Figure dataset records

begin

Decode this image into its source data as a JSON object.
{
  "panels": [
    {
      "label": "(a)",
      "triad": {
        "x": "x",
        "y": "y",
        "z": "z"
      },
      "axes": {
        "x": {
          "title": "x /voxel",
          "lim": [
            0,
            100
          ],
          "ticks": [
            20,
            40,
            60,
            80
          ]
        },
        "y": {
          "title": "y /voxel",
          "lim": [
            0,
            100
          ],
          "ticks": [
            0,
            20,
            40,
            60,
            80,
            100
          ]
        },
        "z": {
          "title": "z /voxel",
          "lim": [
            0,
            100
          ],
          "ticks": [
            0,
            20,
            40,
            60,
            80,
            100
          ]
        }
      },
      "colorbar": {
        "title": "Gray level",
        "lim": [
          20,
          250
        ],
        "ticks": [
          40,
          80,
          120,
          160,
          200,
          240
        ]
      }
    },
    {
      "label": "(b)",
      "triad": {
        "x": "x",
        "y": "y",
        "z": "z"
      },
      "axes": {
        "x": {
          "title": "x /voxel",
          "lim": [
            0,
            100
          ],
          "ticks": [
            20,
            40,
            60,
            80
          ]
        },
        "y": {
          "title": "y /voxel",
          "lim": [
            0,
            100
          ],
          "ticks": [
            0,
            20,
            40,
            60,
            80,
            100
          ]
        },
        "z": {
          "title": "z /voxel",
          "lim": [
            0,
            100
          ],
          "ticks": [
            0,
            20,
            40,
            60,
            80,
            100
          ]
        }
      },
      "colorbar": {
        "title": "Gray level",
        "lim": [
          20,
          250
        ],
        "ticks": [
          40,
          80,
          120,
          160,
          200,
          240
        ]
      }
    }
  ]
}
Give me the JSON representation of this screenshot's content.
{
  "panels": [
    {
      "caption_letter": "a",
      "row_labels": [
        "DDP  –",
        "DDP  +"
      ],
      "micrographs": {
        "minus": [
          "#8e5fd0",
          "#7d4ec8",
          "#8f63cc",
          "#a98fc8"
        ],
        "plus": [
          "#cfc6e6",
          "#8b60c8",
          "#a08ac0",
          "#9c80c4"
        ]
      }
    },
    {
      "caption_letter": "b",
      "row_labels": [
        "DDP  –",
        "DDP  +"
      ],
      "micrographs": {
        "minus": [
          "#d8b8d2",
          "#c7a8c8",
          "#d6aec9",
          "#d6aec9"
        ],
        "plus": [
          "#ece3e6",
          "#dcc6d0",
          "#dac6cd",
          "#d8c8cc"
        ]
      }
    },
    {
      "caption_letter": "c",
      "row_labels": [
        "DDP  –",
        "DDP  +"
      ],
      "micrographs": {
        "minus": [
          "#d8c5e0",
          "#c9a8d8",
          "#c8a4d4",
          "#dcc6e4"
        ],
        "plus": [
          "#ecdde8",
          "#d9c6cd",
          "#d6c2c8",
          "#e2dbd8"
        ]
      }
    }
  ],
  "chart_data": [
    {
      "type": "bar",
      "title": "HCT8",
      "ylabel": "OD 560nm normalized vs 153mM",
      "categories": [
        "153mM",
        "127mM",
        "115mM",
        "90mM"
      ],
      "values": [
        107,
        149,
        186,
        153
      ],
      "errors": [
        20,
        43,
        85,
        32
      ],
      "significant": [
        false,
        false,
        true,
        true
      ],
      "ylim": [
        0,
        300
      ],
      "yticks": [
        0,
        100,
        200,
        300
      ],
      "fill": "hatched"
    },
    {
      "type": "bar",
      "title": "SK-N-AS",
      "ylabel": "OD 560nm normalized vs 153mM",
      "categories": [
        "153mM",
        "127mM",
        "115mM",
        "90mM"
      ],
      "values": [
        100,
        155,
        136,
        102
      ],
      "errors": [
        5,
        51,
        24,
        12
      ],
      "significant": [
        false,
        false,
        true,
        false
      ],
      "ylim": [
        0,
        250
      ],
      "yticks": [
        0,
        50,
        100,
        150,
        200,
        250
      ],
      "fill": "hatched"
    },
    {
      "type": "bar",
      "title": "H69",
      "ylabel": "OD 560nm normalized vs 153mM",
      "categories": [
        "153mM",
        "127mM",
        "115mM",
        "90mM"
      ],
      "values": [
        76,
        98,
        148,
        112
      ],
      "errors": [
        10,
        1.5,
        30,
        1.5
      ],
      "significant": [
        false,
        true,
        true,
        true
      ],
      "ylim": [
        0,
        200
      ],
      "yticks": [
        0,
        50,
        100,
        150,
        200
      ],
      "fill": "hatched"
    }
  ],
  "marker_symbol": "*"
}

end

EXERCISE DIRECTIONS:
Go through the records above and set each one down exactly, please.

THE REPLY:
Decode this image into its source data as a JSON object.
{
  "panels": [
    {
      "label": "(a)",
      "triad": {
        "x": "x",
        "y": "y",
        "z": "z"
      },
      "axes": {
        "x": {
          "title": "x /voxel",
          "lim": [
            0,
            100
          ],
          "ticks": [
            20,
            40,
            60,
            80
          ]
        },
        "y": {
          "title": "y /voxel",
          "lim": [
            0,
            100
          ],
          "ticks": [
            0,
            20,
            40,
            60,
            80,
            100
          ]
        },
        "z": {
          "title": "z /voxel",
          "lim": [
            0,
            100
          ],
          "ticks": [
            0,
            20,
            40,
            60,
            80,
            100
          ]
        }
      },
      "colorbar": {
        "title": "Gray level",
        "lim": [
          20,
          250
        ],
        "ticks": [
          40,
          80,
          120,
          160,
          200,
          240
        ]
      }
    },
    {
      "label": "(b)",
      "triad": {
        "x": "x",
        "y": "y",
        "z": "z"
      },
      "axes": {
        "x": {
          "title": "x /voxel",
          "lim": [
            0,
            100
          ],
          "ticks": [
            20,
            40,
            60,
            80
          ]
        },
        "y": {
          "title": "y /voxel",
          "lim": [
            0,
            100
          ],
          "ticks": [
            0,
            20,
            40,
            60,
            80,
            100
          ]
        },
        "z": {
          "title": "z /voxel",
          "lim": [
            0,
            100
          ],
          "ticks": [
            0,
            20,
            40,
            60,
            80,
            100
          ]
        }
      },
      "colorbar": {
        "title": "Gray level",
        "lim": [
          20,
          250
        ],
        "ticks": [
          40,
          80,
          120,
          160,
          200,
          240
        ]
      }
    }
  ]
}
Give me the JSON representation of this screenshot's content.
{
  "panels": [
    {
      "caption_letter": "a",
      "row_labels": [
        "DDP  –",
        "DDP  +"
      ],
      "micrographs": {
        "minus": [
          "#8e5fd0",
          "#7d4ec8",
          "#8f63cc",
          "#a98fc8"
        ],
        "plus": [
          "#cfc6e6",
          "#8b60c8",
          "#a08ac0",
          "#9c80c4"
        ]
      }
    },
    {
      "caption_letter": "b",
      "row_labels": [
        "DDP  –",
        "DDP  +"
      ],
      "micrographs": {
        "minus": [
          "#d8b8d2",
          "#c7a8c8",
          "#d6aec9",
          "#d6aec9"
        ],
        "plus": [
          "#ece3e6",
          "#dcc6d0",
          "#dac6cd",
          "#d8c8cc"
        ]
      }
    },
    {
      "caption_letter": "c",
      "row_labels": [
        "DDP  –",
        "DDP  +"
      ],
      "micrographs": {
        "minus": [
          "#d8c5e0",
          "#c9a8d8",
          "#c8a4d4",
          "#dcc6e4"
        ],
        "plus": [
          "#ecdde8",
          "#d9c6cd",
          "#d6c2c8",
          "#e2dbd8"
        ]
      }
    }
  ],
  "chart_data": [
    {
      "type": "bar",
      "title": "HCT8",
      "ylabel": "OD 560nm normalized vs 153mM",
      "categories": [
        "153mM",
        "127mM",
        "115mM",
        "90mM"
      ],
      "values": [
        107,
        149,
        186,
        153
      ],
      "errors": [
        20,
        43,
        85,
        32
      ],
      "significant": [
        false,
        false,
        true,
        true
      ],
      "ylim": [
        0,
        300
      ],
      "yticks": [
        0,
        100,
        200,
        300
      ],
      "fill": "hatched"
    },
    {
      "type": "bar",
      "title": "SK-N-AS",
      "ylabel": "OD 560nm normalized vs 153mM",
      "categories": [
        "153mM",
        "127mM",
        "115mM",
        "90mM"
      ],
      "values": [
        100,
        155,
        136,
        102
      ],
      "errors": [
        5,
        51,
        24,
        12
      ],
      "significant": [
        false,
        false,
        true,
        false
      ],
      "ylim": [
        0,
        250
      ],
      "yticks": [
        0,
        50,
        100,
        150,
        200,
        250
      ],
      "fill": "hatched"
    },
    {
      "type": "bar",
      "title": "H69",
      "ylabel": "OD 560nm normalized vs 153mM",
      "categories": [
        "153mM",
        "127mM",
        "115mM",
        "90mM"
      ],
      "values": [
        76,
        98,
        148,
        112
      ],
      "errors": [
        10,
        1.5,
        30,
        1.5
      ],
      "significant": [
        false,
        true,
        true,
        true
      ],
      "ylim": [
        0,
        200
      ],
      "yticks": [
        0,
        50,
        100,
        150,
        200
      ],
      "fill": "hatched"
    }
  ],
  "marker_symbol": "*"
}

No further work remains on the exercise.